Set exercise: Copy down every line where the string "page" shows up.

■ ■ ■ ■ ■ ■ ■

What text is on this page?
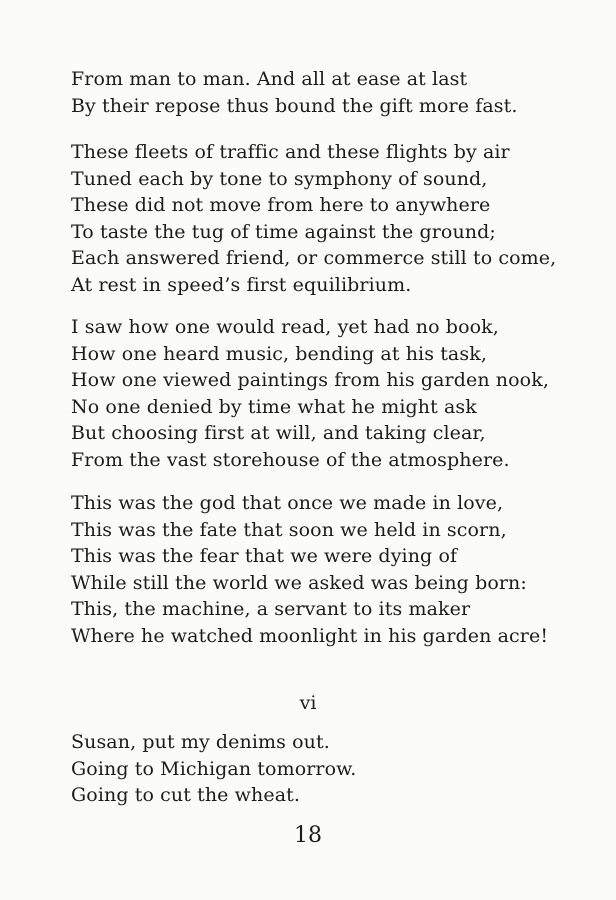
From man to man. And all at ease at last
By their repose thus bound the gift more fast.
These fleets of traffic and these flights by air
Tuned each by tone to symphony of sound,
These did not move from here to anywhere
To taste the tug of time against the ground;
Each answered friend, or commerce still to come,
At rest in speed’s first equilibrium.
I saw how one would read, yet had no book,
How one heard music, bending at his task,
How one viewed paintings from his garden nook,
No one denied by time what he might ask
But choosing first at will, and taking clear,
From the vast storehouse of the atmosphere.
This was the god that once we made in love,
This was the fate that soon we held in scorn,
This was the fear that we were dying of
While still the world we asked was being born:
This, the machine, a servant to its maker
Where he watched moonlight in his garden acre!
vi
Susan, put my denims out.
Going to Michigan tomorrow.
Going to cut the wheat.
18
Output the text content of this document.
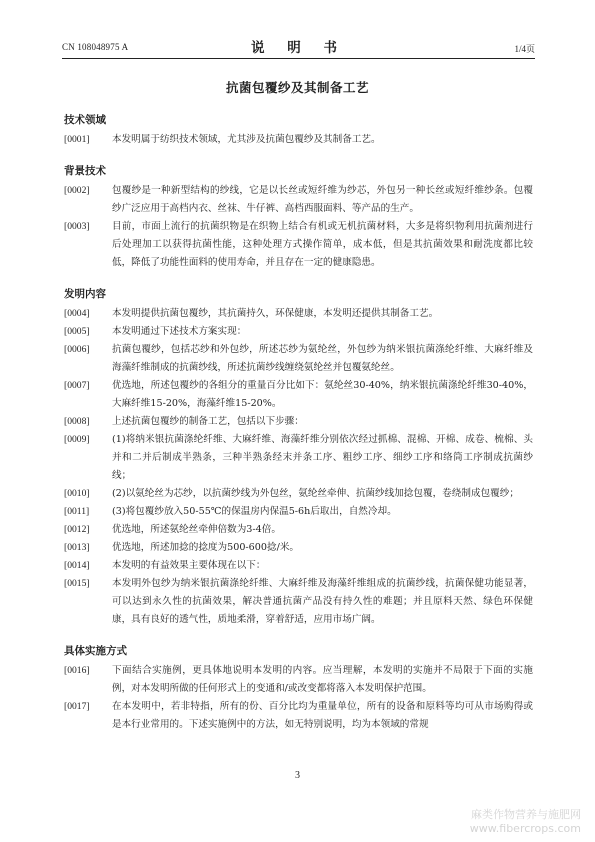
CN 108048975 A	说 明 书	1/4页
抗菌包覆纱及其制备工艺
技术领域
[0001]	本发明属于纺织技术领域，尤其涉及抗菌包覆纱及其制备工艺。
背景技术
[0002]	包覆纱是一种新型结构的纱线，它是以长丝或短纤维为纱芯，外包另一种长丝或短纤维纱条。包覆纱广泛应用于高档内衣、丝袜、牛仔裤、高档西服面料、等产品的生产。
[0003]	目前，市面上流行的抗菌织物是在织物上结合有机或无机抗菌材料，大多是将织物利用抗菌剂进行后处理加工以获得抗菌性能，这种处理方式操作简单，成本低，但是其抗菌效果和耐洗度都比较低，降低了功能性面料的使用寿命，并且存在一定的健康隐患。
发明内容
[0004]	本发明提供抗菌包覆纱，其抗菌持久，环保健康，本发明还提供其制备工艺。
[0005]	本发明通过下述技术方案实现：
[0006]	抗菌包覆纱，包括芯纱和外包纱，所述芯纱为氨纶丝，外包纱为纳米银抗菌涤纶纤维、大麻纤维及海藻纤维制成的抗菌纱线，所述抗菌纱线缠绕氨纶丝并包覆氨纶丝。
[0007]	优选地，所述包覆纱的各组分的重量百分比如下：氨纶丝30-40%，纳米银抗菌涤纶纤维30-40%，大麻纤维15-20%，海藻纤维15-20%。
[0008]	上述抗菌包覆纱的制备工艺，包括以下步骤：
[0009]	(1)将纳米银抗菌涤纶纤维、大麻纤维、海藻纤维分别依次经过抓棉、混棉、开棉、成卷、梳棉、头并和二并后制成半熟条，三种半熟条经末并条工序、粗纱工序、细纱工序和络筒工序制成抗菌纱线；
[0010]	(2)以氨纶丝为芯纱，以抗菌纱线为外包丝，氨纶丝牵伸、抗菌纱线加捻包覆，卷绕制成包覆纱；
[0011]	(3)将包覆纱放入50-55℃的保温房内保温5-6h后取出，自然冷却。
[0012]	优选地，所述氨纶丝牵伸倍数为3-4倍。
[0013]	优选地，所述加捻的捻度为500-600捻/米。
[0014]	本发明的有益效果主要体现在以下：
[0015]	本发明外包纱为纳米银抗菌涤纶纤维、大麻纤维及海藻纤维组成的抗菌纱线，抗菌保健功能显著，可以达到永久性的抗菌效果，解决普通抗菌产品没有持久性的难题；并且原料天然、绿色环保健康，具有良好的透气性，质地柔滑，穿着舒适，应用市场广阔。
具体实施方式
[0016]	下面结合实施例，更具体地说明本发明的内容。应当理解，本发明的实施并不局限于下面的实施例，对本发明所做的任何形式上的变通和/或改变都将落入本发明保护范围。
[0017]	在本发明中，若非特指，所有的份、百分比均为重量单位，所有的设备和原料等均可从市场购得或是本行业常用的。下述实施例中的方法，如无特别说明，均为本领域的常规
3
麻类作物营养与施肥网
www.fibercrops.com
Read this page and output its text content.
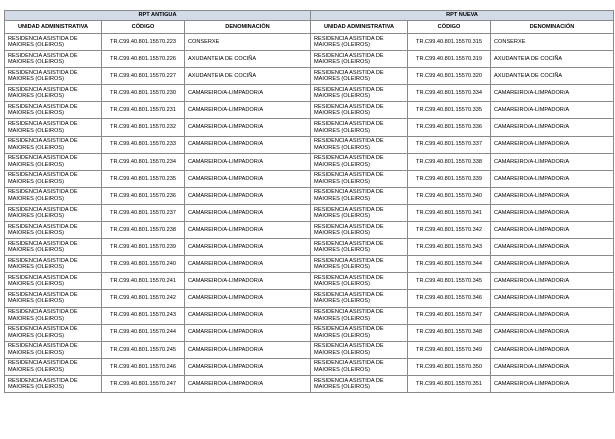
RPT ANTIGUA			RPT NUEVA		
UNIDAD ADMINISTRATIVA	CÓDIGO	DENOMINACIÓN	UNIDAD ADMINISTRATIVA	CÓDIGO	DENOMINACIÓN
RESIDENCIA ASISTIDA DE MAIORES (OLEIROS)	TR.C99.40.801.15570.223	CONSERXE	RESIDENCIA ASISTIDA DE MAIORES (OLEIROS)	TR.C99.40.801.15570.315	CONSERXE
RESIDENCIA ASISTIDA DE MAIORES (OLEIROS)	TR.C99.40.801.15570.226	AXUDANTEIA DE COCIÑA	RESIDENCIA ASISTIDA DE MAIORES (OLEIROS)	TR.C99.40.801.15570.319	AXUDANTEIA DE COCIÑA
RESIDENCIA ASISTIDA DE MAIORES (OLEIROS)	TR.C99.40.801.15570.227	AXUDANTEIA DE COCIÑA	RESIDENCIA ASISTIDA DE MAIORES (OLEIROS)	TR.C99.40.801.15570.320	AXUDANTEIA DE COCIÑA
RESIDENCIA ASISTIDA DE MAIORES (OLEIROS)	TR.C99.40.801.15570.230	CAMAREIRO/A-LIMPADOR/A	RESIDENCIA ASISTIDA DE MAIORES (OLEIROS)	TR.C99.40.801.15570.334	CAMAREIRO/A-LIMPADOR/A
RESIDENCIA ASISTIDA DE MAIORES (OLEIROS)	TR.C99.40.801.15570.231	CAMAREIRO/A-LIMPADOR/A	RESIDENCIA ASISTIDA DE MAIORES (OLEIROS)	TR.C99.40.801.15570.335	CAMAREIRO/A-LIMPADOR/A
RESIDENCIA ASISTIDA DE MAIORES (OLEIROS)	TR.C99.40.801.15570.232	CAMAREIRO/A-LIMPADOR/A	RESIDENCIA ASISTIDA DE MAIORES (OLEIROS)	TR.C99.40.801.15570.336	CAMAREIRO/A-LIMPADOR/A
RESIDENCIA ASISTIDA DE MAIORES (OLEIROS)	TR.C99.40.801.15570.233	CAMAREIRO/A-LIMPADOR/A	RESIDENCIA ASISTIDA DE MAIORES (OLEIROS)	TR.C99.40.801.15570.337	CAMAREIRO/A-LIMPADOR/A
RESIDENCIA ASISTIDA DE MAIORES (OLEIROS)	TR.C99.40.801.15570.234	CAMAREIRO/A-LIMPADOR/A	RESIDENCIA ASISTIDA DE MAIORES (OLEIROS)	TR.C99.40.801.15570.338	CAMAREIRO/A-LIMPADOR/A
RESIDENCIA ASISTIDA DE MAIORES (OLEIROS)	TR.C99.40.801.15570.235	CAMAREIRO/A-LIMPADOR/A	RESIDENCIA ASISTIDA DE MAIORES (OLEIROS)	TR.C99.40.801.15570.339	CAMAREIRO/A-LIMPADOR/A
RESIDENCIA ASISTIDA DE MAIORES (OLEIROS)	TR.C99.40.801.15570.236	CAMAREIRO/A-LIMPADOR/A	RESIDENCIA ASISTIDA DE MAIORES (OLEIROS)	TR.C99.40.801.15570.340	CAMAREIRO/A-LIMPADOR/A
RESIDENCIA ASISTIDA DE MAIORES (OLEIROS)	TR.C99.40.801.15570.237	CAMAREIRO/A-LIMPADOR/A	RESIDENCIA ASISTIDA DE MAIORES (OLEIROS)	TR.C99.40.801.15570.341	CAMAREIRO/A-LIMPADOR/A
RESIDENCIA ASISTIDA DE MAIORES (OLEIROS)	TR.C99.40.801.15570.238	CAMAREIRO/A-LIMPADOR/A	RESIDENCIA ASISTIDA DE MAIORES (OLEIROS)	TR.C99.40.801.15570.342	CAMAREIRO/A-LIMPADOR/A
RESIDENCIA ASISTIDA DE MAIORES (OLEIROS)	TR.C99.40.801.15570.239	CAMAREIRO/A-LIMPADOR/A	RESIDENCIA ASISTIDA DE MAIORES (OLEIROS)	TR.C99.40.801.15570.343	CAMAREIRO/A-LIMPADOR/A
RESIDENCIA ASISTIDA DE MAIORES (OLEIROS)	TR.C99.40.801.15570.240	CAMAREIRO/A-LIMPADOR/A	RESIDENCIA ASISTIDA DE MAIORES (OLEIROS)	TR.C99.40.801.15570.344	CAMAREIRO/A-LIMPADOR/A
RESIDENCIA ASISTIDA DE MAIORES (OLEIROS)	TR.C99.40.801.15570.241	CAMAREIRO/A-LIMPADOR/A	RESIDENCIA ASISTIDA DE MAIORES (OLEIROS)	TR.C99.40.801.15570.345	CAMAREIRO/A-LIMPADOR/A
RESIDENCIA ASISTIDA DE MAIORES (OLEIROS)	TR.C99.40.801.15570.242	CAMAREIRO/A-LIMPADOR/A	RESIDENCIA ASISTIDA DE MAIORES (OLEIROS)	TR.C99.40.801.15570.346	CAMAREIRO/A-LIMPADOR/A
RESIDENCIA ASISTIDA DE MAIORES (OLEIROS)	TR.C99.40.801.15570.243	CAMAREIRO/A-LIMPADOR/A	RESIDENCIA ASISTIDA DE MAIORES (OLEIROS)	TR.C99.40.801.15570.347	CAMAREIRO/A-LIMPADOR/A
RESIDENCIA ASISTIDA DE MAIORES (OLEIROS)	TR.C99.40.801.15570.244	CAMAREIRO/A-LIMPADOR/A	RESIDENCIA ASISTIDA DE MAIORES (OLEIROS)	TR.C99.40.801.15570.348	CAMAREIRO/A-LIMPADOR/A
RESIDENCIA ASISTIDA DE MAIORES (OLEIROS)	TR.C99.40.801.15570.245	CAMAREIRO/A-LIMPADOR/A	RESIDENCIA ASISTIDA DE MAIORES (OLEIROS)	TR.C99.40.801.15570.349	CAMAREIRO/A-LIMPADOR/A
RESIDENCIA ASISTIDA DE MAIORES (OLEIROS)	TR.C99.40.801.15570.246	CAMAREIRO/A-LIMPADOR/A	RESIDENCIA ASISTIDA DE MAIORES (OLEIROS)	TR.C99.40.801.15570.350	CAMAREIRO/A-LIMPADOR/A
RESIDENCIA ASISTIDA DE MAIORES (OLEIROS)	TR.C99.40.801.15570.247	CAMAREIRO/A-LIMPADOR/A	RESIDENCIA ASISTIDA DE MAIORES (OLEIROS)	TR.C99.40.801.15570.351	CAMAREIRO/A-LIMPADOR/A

■ ■ ■ ■ ■ ■ ■

Exercise answer:
What text is on this page?
Read this page and output its text content.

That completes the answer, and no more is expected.